Look through the records below, and copy out every line that holds the string "voyage".

[Dataset items]

┌──

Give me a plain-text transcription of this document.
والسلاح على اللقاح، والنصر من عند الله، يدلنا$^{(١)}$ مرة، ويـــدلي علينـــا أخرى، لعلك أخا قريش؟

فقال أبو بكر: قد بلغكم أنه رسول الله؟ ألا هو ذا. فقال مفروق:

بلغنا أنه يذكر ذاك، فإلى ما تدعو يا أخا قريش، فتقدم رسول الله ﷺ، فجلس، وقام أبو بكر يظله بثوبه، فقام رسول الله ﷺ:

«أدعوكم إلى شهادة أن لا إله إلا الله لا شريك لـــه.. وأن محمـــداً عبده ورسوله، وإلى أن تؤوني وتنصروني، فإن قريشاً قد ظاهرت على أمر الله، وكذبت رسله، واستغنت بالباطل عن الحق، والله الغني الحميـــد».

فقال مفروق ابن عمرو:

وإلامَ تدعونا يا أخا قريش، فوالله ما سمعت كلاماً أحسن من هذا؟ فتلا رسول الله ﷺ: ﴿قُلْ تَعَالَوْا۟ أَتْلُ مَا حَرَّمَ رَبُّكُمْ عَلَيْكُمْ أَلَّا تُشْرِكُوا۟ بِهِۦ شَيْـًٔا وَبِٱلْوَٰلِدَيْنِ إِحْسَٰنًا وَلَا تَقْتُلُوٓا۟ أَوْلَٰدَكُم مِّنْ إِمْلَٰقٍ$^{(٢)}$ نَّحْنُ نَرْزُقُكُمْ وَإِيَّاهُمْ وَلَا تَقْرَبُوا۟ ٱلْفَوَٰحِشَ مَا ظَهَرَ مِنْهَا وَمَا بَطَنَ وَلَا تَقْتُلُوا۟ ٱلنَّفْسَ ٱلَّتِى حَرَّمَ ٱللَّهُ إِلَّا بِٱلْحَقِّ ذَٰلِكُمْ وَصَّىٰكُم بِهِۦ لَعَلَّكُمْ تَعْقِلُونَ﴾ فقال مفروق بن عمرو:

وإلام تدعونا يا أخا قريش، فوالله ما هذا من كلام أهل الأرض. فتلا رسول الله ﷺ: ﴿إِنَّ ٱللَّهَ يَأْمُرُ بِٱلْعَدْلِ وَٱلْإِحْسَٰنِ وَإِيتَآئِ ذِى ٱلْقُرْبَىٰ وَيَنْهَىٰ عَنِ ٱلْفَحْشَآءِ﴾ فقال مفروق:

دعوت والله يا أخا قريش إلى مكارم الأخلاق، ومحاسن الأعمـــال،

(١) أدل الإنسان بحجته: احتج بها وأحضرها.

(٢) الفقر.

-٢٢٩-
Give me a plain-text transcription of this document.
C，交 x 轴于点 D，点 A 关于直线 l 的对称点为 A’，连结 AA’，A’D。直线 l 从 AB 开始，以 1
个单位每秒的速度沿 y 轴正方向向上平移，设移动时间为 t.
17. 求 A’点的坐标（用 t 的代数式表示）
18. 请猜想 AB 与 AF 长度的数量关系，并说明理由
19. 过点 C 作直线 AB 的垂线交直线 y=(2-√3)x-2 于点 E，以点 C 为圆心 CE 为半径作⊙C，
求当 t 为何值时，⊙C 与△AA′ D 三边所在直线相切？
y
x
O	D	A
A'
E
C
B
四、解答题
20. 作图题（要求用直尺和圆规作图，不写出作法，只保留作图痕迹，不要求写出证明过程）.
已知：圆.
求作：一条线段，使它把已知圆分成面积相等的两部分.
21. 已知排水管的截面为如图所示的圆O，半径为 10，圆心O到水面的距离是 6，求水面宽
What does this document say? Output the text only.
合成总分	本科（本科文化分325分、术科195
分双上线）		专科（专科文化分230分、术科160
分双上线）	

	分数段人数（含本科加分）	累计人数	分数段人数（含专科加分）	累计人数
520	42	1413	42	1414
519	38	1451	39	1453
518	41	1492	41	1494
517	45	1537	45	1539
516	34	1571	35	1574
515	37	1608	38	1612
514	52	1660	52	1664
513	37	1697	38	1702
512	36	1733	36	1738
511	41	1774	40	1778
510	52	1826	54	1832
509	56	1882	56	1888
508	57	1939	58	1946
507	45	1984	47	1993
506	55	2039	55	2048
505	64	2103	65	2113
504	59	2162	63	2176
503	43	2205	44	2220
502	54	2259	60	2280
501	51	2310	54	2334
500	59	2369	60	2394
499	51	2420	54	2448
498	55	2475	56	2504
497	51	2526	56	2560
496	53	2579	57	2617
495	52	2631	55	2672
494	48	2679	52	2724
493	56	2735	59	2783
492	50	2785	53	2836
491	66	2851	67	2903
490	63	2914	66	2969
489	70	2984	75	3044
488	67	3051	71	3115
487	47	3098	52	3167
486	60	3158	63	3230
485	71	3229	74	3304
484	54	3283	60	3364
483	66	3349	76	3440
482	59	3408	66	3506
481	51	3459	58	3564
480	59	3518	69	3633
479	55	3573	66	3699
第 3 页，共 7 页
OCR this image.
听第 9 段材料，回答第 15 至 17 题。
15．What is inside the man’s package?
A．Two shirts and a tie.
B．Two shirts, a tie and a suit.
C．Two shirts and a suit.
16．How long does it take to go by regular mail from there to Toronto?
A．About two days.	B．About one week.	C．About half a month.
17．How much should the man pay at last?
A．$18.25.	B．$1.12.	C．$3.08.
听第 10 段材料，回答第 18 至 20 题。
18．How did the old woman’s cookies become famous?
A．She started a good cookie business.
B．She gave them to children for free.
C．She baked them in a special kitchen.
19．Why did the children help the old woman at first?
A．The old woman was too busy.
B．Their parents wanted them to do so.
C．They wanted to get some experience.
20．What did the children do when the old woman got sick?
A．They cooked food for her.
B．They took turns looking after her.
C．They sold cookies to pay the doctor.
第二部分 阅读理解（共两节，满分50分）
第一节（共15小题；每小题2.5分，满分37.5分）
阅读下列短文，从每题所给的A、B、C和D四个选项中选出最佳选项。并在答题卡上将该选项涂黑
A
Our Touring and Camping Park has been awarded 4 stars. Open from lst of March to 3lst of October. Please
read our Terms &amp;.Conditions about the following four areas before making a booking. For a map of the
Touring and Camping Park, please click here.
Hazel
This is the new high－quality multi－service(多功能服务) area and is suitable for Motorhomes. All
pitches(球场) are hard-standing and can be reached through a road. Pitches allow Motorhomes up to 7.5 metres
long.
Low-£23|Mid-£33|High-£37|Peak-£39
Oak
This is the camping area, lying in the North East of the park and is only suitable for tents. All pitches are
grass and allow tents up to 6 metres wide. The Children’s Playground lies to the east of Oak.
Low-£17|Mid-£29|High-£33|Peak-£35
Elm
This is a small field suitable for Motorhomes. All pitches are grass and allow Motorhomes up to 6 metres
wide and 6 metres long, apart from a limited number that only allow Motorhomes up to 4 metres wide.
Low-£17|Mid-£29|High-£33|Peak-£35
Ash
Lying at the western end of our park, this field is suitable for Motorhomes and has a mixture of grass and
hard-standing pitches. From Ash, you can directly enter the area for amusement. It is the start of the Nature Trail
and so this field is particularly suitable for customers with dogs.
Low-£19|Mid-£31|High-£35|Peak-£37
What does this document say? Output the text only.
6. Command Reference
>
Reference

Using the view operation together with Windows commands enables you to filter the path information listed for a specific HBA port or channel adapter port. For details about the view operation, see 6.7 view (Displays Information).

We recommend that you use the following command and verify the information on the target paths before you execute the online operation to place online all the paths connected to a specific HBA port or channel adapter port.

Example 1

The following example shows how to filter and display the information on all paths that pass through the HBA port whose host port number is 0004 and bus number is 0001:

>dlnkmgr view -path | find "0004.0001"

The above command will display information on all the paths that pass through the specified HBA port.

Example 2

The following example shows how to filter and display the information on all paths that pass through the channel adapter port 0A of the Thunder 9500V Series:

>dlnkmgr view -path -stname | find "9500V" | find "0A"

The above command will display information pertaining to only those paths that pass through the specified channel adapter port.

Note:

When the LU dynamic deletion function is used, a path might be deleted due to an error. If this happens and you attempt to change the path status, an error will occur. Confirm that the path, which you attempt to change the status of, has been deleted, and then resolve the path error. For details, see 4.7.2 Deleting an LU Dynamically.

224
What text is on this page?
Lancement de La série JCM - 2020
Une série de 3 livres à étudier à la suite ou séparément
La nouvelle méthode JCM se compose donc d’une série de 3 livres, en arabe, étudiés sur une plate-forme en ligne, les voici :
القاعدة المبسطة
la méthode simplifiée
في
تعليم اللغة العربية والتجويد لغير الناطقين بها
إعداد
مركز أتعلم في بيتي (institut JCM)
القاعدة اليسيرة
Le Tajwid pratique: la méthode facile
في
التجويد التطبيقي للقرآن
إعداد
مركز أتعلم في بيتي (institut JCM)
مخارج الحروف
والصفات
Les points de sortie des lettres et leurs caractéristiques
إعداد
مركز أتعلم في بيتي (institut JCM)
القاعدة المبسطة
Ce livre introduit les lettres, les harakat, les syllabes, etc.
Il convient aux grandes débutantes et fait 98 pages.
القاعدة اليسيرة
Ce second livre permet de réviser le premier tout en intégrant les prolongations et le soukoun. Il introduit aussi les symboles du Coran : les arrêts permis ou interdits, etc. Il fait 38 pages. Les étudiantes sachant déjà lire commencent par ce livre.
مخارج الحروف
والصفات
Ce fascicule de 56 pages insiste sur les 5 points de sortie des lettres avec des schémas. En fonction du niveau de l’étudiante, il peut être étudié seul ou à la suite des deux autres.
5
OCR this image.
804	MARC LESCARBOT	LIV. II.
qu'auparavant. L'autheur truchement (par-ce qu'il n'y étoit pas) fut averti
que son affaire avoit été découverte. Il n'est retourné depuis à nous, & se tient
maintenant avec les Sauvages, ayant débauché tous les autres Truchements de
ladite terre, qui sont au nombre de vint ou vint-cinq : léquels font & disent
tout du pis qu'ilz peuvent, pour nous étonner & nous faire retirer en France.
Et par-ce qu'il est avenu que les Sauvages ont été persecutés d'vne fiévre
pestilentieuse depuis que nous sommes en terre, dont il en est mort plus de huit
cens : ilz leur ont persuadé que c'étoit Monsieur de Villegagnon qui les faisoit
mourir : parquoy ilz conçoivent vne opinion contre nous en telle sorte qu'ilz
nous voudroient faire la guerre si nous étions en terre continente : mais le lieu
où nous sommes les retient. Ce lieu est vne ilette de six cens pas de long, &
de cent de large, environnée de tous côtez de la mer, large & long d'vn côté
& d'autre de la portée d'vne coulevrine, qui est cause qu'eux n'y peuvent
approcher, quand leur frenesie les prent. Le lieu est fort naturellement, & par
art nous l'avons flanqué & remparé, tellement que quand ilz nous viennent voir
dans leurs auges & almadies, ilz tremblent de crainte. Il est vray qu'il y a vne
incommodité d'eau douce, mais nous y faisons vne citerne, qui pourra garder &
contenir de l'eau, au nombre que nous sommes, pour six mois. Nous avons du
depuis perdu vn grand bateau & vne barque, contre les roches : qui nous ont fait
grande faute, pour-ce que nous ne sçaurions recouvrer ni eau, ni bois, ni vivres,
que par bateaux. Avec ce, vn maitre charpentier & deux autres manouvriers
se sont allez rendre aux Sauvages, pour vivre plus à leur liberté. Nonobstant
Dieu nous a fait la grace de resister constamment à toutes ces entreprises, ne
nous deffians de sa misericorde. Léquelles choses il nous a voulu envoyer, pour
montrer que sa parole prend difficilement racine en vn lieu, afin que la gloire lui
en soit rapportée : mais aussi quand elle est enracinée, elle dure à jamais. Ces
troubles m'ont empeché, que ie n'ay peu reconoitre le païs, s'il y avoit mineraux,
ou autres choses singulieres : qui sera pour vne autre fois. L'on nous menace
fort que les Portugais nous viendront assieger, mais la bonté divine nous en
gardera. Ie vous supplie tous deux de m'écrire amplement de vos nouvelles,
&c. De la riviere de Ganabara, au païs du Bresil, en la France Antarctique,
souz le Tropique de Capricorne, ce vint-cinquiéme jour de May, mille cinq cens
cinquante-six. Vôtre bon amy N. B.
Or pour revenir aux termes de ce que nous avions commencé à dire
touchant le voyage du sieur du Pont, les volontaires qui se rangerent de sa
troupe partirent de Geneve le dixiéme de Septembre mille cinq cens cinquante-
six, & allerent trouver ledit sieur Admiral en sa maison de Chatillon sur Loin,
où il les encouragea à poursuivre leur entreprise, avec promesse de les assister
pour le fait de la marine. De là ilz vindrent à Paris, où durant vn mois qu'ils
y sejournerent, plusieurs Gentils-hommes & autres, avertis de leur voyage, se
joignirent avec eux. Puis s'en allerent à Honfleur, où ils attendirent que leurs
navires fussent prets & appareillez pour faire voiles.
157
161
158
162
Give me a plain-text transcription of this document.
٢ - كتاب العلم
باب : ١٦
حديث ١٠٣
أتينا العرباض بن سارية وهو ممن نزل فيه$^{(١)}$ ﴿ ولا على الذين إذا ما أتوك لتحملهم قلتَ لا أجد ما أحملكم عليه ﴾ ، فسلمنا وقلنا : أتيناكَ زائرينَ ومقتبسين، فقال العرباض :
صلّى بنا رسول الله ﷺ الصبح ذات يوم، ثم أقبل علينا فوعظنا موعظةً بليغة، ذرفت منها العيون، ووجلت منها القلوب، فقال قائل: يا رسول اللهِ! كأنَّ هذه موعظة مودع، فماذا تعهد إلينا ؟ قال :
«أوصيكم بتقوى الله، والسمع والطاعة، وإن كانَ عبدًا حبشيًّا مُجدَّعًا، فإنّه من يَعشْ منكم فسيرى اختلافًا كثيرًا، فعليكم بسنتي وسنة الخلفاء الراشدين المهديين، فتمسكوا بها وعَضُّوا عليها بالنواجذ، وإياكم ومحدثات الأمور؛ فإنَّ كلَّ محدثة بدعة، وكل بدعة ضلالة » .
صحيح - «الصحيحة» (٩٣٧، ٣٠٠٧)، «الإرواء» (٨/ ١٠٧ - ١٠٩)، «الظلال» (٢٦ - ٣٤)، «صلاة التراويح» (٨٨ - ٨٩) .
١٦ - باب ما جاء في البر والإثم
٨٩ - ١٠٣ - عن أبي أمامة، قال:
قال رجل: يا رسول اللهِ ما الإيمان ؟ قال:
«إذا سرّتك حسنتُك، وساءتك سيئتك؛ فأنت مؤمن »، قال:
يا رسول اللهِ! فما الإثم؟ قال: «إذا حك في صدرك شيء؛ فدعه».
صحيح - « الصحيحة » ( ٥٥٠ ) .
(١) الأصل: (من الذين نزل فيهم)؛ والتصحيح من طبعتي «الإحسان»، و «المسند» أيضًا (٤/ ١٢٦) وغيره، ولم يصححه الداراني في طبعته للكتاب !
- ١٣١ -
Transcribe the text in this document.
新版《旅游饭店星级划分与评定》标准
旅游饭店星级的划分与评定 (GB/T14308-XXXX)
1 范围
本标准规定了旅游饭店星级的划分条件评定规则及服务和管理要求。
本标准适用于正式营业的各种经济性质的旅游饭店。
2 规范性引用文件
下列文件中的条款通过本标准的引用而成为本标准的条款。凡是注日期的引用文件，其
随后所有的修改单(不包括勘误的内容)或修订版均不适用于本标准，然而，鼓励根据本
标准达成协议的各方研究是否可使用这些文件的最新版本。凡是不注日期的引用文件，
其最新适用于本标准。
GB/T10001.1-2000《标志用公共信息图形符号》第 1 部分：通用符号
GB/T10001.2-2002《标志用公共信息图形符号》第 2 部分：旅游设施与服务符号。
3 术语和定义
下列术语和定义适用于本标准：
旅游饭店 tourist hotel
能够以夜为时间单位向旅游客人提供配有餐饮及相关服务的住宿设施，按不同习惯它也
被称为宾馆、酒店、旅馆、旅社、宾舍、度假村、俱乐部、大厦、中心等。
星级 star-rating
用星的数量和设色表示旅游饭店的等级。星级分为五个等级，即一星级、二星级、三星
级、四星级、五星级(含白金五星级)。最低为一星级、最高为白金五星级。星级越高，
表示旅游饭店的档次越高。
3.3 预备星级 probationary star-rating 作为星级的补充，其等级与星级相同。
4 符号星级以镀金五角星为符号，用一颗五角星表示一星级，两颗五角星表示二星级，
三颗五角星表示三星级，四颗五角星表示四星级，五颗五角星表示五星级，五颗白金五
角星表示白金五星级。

└──

Task answer:
touchant le voyage du sieur du Pont, les volontaires qui se rangerent de sa
y sejournerent, plusieurs Gentils-hommes & autres, avertis de leur voyage, se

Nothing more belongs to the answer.